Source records
++++

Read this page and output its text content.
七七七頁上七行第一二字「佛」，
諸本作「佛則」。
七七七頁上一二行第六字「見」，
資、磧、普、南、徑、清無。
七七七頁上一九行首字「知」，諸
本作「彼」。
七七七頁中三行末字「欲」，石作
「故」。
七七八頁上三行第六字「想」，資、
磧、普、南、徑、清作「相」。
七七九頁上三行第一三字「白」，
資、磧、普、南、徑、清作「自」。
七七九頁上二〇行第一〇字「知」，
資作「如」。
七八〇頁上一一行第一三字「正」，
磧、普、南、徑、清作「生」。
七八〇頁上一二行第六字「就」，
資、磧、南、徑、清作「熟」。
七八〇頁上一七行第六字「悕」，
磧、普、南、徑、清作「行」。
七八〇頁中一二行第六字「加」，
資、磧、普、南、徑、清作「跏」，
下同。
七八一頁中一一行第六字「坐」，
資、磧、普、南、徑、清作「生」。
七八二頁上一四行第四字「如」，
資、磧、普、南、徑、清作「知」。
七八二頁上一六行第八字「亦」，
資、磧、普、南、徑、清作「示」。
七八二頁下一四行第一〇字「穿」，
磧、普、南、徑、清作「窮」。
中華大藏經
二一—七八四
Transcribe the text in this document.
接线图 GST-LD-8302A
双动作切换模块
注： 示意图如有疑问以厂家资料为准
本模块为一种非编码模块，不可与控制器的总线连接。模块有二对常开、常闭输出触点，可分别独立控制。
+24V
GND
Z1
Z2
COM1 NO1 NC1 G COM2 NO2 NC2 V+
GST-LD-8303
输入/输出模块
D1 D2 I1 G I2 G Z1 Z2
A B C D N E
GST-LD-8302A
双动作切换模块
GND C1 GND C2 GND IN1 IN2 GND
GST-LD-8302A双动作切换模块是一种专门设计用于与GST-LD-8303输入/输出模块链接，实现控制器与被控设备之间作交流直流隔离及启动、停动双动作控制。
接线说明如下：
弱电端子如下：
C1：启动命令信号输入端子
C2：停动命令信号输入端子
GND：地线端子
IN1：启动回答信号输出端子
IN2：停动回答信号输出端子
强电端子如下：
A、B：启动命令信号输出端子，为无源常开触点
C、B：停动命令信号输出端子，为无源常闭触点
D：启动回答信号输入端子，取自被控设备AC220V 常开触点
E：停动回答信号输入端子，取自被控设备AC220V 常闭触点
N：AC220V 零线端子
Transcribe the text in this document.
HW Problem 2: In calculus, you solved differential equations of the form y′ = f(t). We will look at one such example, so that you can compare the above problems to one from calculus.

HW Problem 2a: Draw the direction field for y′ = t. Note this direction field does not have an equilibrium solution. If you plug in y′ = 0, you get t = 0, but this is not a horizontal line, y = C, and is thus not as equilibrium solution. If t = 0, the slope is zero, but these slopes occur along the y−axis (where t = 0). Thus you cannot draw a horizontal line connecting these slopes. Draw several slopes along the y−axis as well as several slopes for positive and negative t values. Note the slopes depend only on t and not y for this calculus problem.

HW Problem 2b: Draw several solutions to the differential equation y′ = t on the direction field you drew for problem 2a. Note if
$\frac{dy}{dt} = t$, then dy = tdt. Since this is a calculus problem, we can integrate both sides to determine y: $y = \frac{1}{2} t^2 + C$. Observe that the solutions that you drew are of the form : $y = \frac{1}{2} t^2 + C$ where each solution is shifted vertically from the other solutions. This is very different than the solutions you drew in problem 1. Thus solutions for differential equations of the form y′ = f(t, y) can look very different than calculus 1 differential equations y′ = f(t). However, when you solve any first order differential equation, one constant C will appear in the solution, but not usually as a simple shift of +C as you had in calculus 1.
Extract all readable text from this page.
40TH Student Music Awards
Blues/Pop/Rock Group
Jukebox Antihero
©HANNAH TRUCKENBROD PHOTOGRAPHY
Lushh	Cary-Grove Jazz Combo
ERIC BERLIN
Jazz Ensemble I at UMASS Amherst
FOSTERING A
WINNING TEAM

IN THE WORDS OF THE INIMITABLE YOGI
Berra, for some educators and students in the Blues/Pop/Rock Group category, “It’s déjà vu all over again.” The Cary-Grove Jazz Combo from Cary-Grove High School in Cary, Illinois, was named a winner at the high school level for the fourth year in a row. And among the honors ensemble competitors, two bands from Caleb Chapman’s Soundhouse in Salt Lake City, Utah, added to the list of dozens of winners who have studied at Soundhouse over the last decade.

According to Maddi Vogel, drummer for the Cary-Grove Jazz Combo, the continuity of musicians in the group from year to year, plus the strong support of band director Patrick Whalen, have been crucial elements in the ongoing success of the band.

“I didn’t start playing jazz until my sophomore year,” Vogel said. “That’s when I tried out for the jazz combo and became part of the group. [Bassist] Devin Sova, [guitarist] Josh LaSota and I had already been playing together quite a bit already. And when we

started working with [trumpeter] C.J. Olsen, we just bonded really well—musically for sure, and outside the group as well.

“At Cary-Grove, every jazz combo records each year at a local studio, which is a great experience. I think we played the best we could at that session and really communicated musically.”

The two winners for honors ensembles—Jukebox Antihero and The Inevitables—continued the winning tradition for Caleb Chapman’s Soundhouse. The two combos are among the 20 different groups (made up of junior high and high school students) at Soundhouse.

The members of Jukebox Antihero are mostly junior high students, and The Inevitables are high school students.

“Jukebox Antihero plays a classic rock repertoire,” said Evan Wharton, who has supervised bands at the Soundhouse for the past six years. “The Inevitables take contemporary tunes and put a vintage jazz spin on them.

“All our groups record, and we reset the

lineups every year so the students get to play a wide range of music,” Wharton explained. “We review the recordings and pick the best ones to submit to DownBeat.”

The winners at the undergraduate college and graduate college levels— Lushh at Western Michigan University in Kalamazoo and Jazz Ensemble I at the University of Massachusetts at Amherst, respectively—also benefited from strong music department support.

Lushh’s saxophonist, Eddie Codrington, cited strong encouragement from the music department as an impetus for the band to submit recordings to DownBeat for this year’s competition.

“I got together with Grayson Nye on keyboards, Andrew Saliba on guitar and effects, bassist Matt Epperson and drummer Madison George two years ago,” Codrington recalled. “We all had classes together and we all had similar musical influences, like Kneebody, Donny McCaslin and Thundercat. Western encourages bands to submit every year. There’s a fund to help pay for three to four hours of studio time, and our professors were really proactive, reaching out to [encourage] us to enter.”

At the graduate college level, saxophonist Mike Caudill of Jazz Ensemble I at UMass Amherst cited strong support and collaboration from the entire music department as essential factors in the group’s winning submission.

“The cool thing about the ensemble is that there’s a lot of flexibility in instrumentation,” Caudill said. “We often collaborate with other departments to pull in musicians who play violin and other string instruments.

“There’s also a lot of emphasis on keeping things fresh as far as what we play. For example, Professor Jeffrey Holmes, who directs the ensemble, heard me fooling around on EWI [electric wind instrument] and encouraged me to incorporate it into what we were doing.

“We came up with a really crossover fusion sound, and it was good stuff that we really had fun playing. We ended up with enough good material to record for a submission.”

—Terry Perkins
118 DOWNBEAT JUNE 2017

++++

## OBJECTIVE
Only lines holding the string "well" are wanted; gather each one from the entries above.

## WORKED ANSWER
HW Problem 2a: Draw the direction field for y′ = t. Note this direction field does not have an equilibrium solution. If you plug in y′ = 0, you get t = 0, but this is not a horizontal line, y = C, and is thus not as equilibrium solution. If t = 0, the slope is zero, but these slopes occur along the y−axis (where t = 0). Thus you cannot draw a horizontal line connecting these slopes. Draw several slopes along the y−axis as well as several slopes for positive and negative t values. Note the slopes depend only on t and not y for this calculus problem.
started working with [trumpeter] C.J. Olsen, we just bonded really well—musically for sure, and outside the group as well.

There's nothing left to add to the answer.